• _AIM_
List each line in which the string "name" appears.

Entries taken from a collection:
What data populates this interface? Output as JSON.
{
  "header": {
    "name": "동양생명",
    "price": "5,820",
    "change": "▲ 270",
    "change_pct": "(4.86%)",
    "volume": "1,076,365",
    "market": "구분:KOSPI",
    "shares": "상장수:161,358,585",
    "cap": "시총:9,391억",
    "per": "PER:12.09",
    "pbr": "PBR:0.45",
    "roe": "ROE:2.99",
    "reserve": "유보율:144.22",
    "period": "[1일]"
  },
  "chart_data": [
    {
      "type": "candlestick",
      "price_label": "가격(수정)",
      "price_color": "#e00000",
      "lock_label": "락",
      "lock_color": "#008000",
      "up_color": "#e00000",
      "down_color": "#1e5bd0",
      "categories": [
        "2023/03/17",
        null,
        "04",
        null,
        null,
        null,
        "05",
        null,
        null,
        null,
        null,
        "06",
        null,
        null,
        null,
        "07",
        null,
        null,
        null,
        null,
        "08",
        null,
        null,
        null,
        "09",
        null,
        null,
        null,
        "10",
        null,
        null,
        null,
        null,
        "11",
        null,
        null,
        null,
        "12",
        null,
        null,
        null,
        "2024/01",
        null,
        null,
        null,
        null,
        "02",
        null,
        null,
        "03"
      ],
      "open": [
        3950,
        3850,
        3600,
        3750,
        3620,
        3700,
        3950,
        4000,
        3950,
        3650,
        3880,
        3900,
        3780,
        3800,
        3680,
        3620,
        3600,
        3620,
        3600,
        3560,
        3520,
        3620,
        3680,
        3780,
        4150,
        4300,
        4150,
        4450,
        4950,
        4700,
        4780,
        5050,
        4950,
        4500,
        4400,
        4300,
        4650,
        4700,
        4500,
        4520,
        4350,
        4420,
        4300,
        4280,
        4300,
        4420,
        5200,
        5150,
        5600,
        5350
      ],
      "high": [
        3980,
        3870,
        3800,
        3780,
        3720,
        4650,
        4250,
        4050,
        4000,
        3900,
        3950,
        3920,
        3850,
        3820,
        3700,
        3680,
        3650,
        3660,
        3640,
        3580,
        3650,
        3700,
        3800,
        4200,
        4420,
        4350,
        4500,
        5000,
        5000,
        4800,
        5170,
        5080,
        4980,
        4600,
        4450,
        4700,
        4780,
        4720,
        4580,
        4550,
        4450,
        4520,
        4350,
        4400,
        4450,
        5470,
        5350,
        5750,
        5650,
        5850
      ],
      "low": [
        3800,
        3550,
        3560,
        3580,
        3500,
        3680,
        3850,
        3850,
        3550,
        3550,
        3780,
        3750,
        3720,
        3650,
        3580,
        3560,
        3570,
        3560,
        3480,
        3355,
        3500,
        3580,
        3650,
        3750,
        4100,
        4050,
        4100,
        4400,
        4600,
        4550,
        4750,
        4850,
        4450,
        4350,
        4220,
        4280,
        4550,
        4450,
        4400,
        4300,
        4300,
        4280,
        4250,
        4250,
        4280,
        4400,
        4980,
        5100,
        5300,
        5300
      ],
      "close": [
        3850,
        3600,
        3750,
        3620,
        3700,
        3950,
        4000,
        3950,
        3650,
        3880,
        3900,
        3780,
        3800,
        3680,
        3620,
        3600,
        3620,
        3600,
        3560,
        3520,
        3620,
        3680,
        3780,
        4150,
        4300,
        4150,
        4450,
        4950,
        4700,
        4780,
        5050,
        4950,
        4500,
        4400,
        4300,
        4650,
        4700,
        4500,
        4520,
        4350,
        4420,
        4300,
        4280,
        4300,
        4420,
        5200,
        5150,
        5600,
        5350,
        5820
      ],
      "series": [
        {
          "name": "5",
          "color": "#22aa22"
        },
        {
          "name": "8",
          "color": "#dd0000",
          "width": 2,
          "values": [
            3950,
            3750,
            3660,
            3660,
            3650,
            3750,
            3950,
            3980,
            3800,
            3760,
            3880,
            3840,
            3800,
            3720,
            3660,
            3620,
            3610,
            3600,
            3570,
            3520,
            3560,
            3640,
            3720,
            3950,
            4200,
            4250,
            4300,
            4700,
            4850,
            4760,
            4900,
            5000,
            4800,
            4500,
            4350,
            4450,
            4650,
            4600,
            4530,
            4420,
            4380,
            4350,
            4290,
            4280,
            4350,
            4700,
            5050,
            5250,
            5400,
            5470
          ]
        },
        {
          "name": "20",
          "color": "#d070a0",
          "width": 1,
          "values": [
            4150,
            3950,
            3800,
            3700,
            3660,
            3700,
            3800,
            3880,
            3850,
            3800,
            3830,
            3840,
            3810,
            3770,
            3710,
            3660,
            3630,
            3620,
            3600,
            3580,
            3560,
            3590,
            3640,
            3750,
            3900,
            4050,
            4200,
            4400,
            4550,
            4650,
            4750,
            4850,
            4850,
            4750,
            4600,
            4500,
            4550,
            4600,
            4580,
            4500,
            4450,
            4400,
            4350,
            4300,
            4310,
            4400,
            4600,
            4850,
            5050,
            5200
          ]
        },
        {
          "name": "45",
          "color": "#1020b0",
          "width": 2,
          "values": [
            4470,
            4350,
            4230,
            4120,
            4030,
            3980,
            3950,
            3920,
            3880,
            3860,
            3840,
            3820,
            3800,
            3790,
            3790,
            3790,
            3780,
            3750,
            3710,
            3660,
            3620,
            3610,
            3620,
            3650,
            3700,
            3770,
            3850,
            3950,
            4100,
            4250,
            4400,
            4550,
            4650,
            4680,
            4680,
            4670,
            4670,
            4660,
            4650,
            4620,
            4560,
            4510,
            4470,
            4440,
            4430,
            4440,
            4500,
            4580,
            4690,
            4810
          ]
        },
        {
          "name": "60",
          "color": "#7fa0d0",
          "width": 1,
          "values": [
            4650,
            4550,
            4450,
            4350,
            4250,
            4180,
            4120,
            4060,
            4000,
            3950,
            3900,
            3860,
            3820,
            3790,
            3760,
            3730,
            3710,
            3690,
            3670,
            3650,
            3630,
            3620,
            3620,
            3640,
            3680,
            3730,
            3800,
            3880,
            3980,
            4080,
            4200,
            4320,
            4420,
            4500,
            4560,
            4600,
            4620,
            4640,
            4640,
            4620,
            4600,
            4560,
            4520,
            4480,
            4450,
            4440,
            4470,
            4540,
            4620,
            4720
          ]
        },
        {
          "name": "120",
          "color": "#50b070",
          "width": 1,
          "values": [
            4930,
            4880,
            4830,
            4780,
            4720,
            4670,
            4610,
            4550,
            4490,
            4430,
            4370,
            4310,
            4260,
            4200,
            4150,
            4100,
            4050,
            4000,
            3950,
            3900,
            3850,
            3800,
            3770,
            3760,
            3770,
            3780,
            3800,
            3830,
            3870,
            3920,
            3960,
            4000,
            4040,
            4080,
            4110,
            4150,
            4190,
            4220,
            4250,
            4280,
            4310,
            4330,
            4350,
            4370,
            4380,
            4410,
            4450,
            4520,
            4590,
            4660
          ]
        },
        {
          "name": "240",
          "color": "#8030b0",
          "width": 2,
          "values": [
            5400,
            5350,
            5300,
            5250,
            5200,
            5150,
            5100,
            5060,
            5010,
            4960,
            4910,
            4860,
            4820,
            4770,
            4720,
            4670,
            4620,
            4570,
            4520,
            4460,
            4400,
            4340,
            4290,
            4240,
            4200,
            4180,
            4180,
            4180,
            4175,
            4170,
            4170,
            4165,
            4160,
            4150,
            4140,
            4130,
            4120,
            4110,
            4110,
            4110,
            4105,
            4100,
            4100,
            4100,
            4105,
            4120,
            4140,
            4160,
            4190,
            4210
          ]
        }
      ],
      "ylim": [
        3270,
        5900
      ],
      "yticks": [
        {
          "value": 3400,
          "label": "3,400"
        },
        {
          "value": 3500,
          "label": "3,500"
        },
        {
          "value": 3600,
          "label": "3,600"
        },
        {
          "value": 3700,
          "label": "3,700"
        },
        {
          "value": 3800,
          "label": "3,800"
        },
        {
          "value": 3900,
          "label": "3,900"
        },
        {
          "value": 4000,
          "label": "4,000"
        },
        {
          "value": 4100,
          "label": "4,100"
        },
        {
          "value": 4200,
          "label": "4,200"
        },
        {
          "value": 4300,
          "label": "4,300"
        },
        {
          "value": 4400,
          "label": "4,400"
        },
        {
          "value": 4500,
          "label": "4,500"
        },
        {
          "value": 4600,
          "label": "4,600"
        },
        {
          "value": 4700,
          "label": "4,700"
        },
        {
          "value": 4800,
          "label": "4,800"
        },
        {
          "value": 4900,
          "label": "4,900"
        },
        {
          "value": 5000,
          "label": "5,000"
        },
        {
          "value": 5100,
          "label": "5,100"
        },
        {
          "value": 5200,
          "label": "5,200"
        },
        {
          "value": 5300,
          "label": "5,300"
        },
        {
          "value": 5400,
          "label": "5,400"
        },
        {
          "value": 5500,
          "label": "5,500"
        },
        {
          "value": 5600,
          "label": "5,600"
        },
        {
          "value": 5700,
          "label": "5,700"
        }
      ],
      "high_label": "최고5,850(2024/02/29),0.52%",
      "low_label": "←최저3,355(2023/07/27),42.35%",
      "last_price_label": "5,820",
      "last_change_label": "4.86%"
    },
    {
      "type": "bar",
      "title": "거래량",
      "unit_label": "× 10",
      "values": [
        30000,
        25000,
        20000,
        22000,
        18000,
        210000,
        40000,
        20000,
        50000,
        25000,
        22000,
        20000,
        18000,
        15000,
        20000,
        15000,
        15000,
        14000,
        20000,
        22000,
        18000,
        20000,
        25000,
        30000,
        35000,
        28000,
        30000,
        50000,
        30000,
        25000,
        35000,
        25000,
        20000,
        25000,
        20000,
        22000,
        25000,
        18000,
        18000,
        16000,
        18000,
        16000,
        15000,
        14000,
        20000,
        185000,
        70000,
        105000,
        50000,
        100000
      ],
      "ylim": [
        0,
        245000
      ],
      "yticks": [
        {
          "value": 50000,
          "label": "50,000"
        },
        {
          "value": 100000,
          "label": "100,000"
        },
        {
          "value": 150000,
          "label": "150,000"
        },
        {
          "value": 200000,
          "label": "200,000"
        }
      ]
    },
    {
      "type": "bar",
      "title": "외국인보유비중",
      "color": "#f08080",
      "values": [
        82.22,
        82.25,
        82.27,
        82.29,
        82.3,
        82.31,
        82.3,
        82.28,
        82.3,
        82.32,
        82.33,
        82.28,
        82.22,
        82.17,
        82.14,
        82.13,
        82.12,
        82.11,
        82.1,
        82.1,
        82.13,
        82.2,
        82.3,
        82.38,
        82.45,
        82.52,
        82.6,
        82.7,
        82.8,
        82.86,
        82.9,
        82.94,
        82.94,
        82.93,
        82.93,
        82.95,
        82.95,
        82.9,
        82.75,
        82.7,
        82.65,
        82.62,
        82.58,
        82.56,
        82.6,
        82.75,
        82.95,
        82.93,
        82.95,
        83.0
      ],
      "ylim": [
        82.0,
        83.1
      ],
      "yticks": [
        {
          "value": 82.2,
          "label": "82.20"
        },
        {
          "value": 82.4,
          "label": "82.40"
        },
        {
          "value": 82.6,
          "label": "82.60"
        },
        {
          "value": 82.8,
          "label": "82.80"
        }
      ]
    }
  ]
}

• _TASK OUTPUT_
    "name": "동양생명",
          "name": "5",
          "name": "8",
          "name": "20",
          "name": "45",
          "name": "60",
          "name": "120",
          "name": "240",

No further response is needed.